▶ [GIVEN TASK] Transcribe the rows between the line containing "bmr-toggle-button[interactable]: BMR (30, 129, 210, 199)" and the line containing "file-plus-icon (1548, 150, 1573, 182)", inclusive, reproducing them without any alteration.

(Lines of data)
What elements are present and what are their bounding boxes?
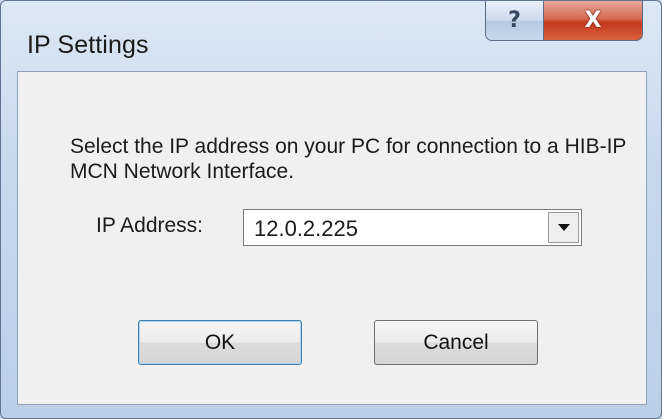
dialog-content: Select the IP address on your PC for con… bbox=[17, 71, 647, 405]
help-button[interactable]: ? bbox=[485, 1, 543, 41]
window-title: IP Settings bbox=[27, 31, 149, 59]
dropdown-button[interactable] bbox=[548, 212, 579, 243]
cancel-button[interactable]: Cancel bbox=[374, 320, 538, 365]
chevron-down-icon bbox=[557, 224, 570, 231]
ip-address-select[interactable]: 12.0.2.225 bbox=[243, 209, 582, 246]
close-icon: X bbox=[584, 8, 602, 33]
title-bar[interactable]: IP Settings ? X bbox=[1, 1, 661, 71]
help-icon: ? bbox=[508, 8, 521, 33]
ip-address-value: 12.0.2.225 bbox=[254, 216, 358, 241]
ip-settings-window: IP Settings ? X Select the IP address on… bbox=[0, 0, 662, 419]
instruction-text: Select the IP address on your PC for con… bbox=[70, 135, 627, 183]
ok-button[interactable]: OK bbox=[138, 320, 302, 365]
close-button[interactable]: X bbox=[543, 1, 643, 41]
ip-address-label: IP Address: bbox=[96, 214, 204, 237]
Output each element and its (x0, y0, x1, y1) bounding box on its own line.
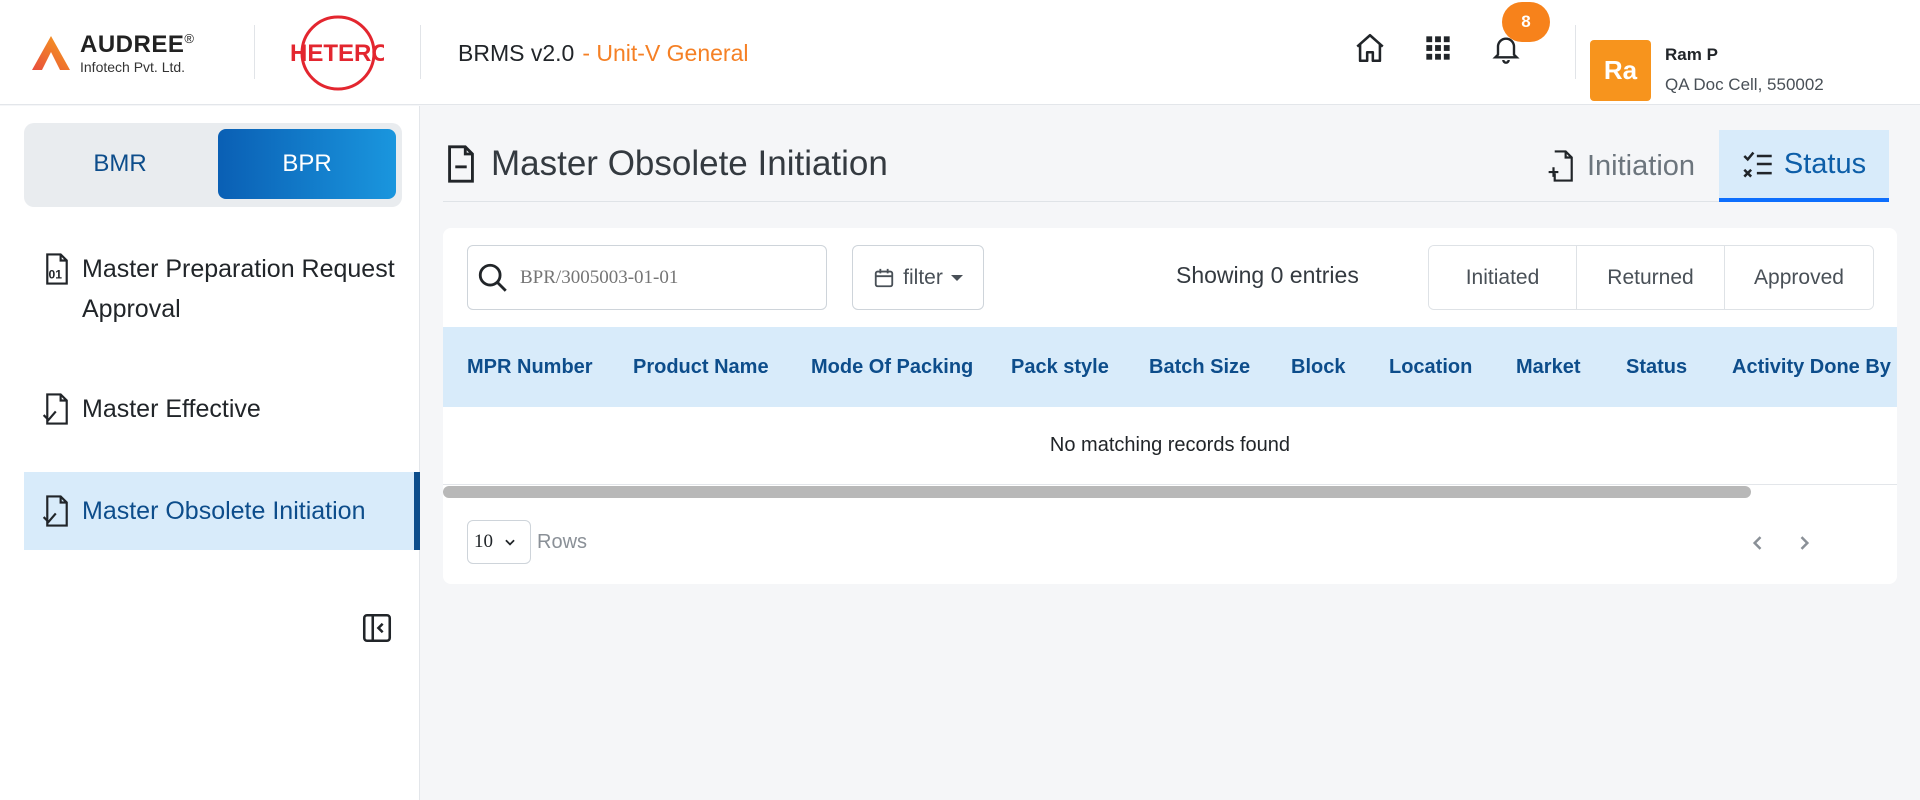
bmr-toggle-button[interactable]: BMR (30, 129, 210, 199)
apps-button[interactable] (1420, 30, 1456, 66)
home-button[interactable] (1352, 30, 1388, 66)
document-minus-icon (448, 145, 474, 183)
chevron-right-icon (1800, 536, 1810, 550)
user-role: QA Doc Cell, 550002 (1665, 75, 1824, 94)
tab-status[interactable]: Status (1719, 130, 1889, 202)
column-header[interactable]: Block (1291, 327, 1345, 407)
file-plus-icon (1548, 150, 1573, 182)
sidebar-item-master-effective[interactable]: Master Effective (24, 389, 420, 429)
rows-per-page-select[interactable]: 10 (467, 520, 531, 564)
header-divider (420, 25, 421, 79)
file-check-icon (40, 491, 74, 531)
checklist-icon (1743, 151, 1772, 178)
page-title-text: Master Obsolete Initiation (491, 144, 888, 183)
collapse-sidebar-icon[interactable] (360, 611, 394, 645)
sidebar-item-label: Master Obsolete Initiation (82, 497, 366, 525)
chevron-down-icon (505, 539, 515, 546)
sidebar-item-label: Master Preparation Request Approval (82, 255, 395, 323)
header-divider (254, 25, 255, 79)
search-icon (478, 263, 507, 292)
page-title: Master Obsolete Initiation (443, 144, 888, 184)
page-header: Master Obsolete Initiation Initiation St… (443, 130, 1889, 202)
column-header[interactable]: Status (1626, 327, 1687, 407)
calendar-icon (874, 268, 894, 287)
column-header[interactable]: Market (1516, 327, 1580, 407)
apps-grid-icon (1426, 36, 1450, 60)
status-filter-approved[interactable]: Approved (1725, 246, 1873, 309)
column-header[interactable]: Location (1389, 327, 1472, 407)
records-card: filter Showing 0 entries Initiated Retur… (443, 228, 1897, 584)
previous-page-button[interactable] (1743, 528, 1773, 558)
file-check-icon (40, 389, 74, 429)
filter-button[interactable]: filter (852, 245, 984, 310)
sidebar: BMR BPR 01 Master Preparation Request Ap… (0, 106, 420, 800)
column-header[interactable]: Activity Done By (1732, 327, 1891, 407)
caret-down-icon (950, 274, 963, 281)
entries-count: Showing 0 entries (1176, 262, 1359, 288)
tab-status-label: Status (1783, 147, 1867, 180)
notification-badge: 8 (1502, 2, 1550, 42)
app-title: BRMS v2.0 - Unit-V General (458, 40, 749, 67)
brand-subtitle: Infotech Pvt. Ltd. (80, 59, 186, 75)
column-header[interactable]: MPR Number (467, 327, 593, 407)
home-icon (1356, 33, 1384, 63)
rows-per-page-value: 10 (474, 531, 493, 552)
column-header[interactable]: Batch Size (1149, 327, 1250, 407)
rows-label: Rows (537, 531, 588, 553)
svg-text:01: 01 (49, 268, 63, 282)
hetero-logo-text: HETERO (290, 40, 384, 67)
tab-initiation-label: Initiation (1587, 149, 1696, 182)
app-version: BRMS v2.0 (458, 40, 575, 66)
status-filter-returned[interactable]: Returned (1577, 246, 1725, 309)
search-box[interactable] (467, 245, 827, 310)
table-header: MPR Number Product Name Mode Of Packing … (443, 327, 1897, 407)
bpr-toggle-button[interactable]: BPR (218, 129, 396, 199)
horizontal-scrollbar[interactable] (443, 486, 1751, 498)
status-filter-group: Initiated Returned Approved (1428, 245, 1874, 310)
empty-table-message: No matching records found (443, 407, 1897, 485)
column-header[interactable]: Mode Of Packing (811, 327, 973, 407)
hetero-logo: HETERO (290, 15, 384, 91)
tab-initiation[interactable]: Initiation (1523, 130, 1719, 202)
search-input[interactable] (520, 266, 800, 289)
status-filter-initiated[interactable]: Initiated (1429, 246, 1577, 309)
brand-name: AUDREE (80, 31, 185, 58)
column-header[interactable]: Pack style (1011, 327, 1109, 407)
header-divider (1575, 25, 1576, 79)
top-header: AUDREE® Infotech Pvt. Ltd. HETERO BRMS v… (0, 0, 1920, 105)
audree-logo: AUDREE® Infotech Pvt. Ltd. (30, 30, 194, 76)
next-page-button[interactable] (1789, 528, 1819, 558)
bmr-bpr-toggle: BMR BPR (24, 123, 402, 207)
filter-label: filter (903, 265, 943, 289)
column-header[interactable]: Product Name (633, 327, 769, 407)
audree-logo-mark-icon (32, 36, 70, 70)
sidebar-item-master-obsolete-initiation[interactable]: Master Obsolete Initiation (24, 472, 420, 550)
sidebar-item-master-preparation-request-approval[interactable]: 01 Master Preparation Request Approval (24, 249, 420, 329)
file-binary-icon: 01 (40, 249, 74, 289)
unit-name: - Unit-V General (582, 40, 749, 66)
sidebar-item-label: Master Effective (82, 395, 261, 423)
user-name: Ram P (1665, 45, 1718, 64)
avatar[interactable]: Ra (1590, 40, 1651, 101)
chevron-left-icon (1752, 536, 1762, 550)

▶ [FINISHED EXERCISE]
bmr-toggle-button[interactable]: BMR (30, 129, 210, 199)
apps-button[interactable] (1420, 30, 1456, 66)
home-button[interactable] (1352, 30, 1388, 66)
document-minus-icon (448, 145, 474, 183)
chevron-right-icon (1800, 536, 1810, 550)
user-role: QA Doc Cell, 550002 (1665, 75, 1824, 94)
tab-status[interactable]: Status (1719, 130, 1889, 202)
column-header[interactable]: Block (1291, 327, 1345, 407)
file-plus-icon (1548, 150, 1573, 182)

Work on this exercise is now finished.